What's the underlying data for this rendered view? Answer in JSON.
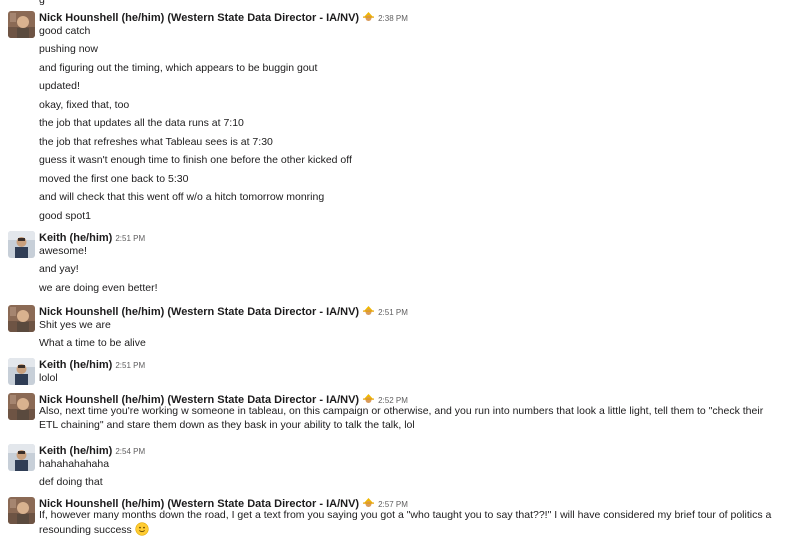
{
  "top_fragment": "g",
  "colors": {
    "text": "#1d1c1d",
    "timestamp": "#616061",
    "background": "#ffffff"
  },
  "groups": [
    {
      "sender": "Nick Hounshell (he/him) (Western State Data Director - IA/NV)",
      "status_emoji": "construction-worker-emoji",
      "time": "2:38 PM",
      "lines": [
        "good catch",
        "pushing now",
        "and figuring out the timing, which appears to be buggin gout",
        "updated!",
        "okay, fixed that, too",
        "the job that updates all the data runs at 7:10",
        "the job that refreshes what Tableau sees is at 7:30",
        "guess it wasn't enough time to finish one before the other kicked off",
        "moved the first one back to 5:30",
        "and will check that this went off w/o a hitch tomorrow monring",
        "good spot1"
      ]
    },
    {
      "sender": "Keith (he/him)",
      "time": "2:51 PM",
      "lines": [
        "awesome!",
        "and yay!",
        "we are doing even better!"
      ]
    },
    {
      "sender": "Nick Hounshell (he/him) (Western State Data Director - IA/NV)",
      "status_emoji": "construction-worker-emoji",
      "time": "2:51 PM",
      "lines": [
        "Shit yes we are",
        "What a time to be alive"
      ]
    },
    {
      "sender": "Keith (he/him)",
      "time": "2:51 PM",
      "lines": [
        "lolol"
      ]
    },
    {
      "sender": "Nick Hounshell (he/him) (Western State Data Director - IA/NV)",
      "status_emoji": "construction-worker-emoji",
      "time": "2:52 PM",
      "lines": [
        "Also, next time you're working w someone in tableau, on this campaign or otherwise, and you run into numbers that look a little light, tell them to \"check their ETL chaining\" and stare them down as they bask in your ability to talk the talk, lol"
      ]
    },
    {
      "sender": "Keith (he/him)",
      "time": "2:54 PM",
      "lines": [
        "hahahahahaha",
        "def doing that"
      ]
    },
    {
      "sender": "Nick Hounshell (he/him) (Western State Data Director - IA/NV)",
      "status_emoji": "construction-worker-emoji",
      "time": "2:57 PM",
      "lines": [
        "If, however many months down the road, I get a text from you saying you got a \"who taught you to say that??!\" I will have considered my brief tour of politics a resounding success"
      ],
      "trailing_emoji": "slightly-smiling-face-emoji"
    }
  ]
}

● GIVEN INSTRUCTION
Write out the listing above again, exactly, but with no pictures in the copy.

● SOLUTION
What's the underlying data for this rendered view? Answer in JSON.
{
  "top_fragment": "g",
  "colors": {
    "text": "#1d1c1d",
    "timestamp": "#616061",
    "background": "#ffffff"
  },
  "groups": [
    {
      "sender": "Nick Hounshell (he/him) (Western State Data Director - IA/NV)",
      "status_emoji": "construction-worker-emoji",
      "time": "2:38 PM",
      "lines": [
        "good catch",
        "pushing now",
        "and figuring out the timing, which appears to be buggin gout",
        "updated!",
        "okay, fixed that, too",
        "the job that updates all the data runs at 7:10",
        "the job that refreshes what Tableau sees is at 7:30",
        "guess it wasn't enough time to finish one before the other kicked off",
        "moved the first one back to 5:30",
        "and will check that this went off w/o a hitch tomorrow monring",
        "good spot1"
      ]
    },
    {
      "sender": "Keith (he/him)",
      "time": "2:51 PM",
      "lines": [
        "awesome!",
        "and yay!",
        "we are doing even better!"
      ]
    },
    {
      "sender": "Nick Hounshell (he/him) (Western State Data Director - IA/NV)",
      "status_emoji": "construction-worker-emoji",
      "time": "2:51 PM",
      "lines": [
        "Shit yes we are",
        "What a time to be alive"
      ]
    },
    {
      "sender": "Keith (he/him)",
      "time": "2:51 PM",
      "lines": [
        "lolol"
      ]
    },
    {
      "sender": "Nick Hounshell (he/him) (Western State Data Director - IA/NV)",
      "status_emoji": "construction-worker-emoji",
      "time": "2:52 PM",
      "lines": [
        "Also, next time you're working w someone in tableau, on this campaign or otherwise, and you run into numbers that look a little light, tell them to \"check their ETL chaining\" and stare them down as they bask in your ability to talk the talk, lol"
      ]
    },
    {
      "sender": "Keith (he/him)",
      "time": "2:54 PM",
      "lines": [
        "hahahahahaha",
        "def doing that"
      ]
    },
    {
      "sender": "Nick Hounshell (he/him) (Western State Data Director - IA/NV)",
      "status_emoji": "construction-worker-emoji",
      "time": "2:57 PM",
      "lines": [
        "If, however many months down the road, I get a text from you saying you got a \"who taught you to say that??!\" I will have considered my brief tour of politics a resounding success"
      ],
      "trailing_emoji": "slightly-smiling-face-emoji"
    }
  ]
}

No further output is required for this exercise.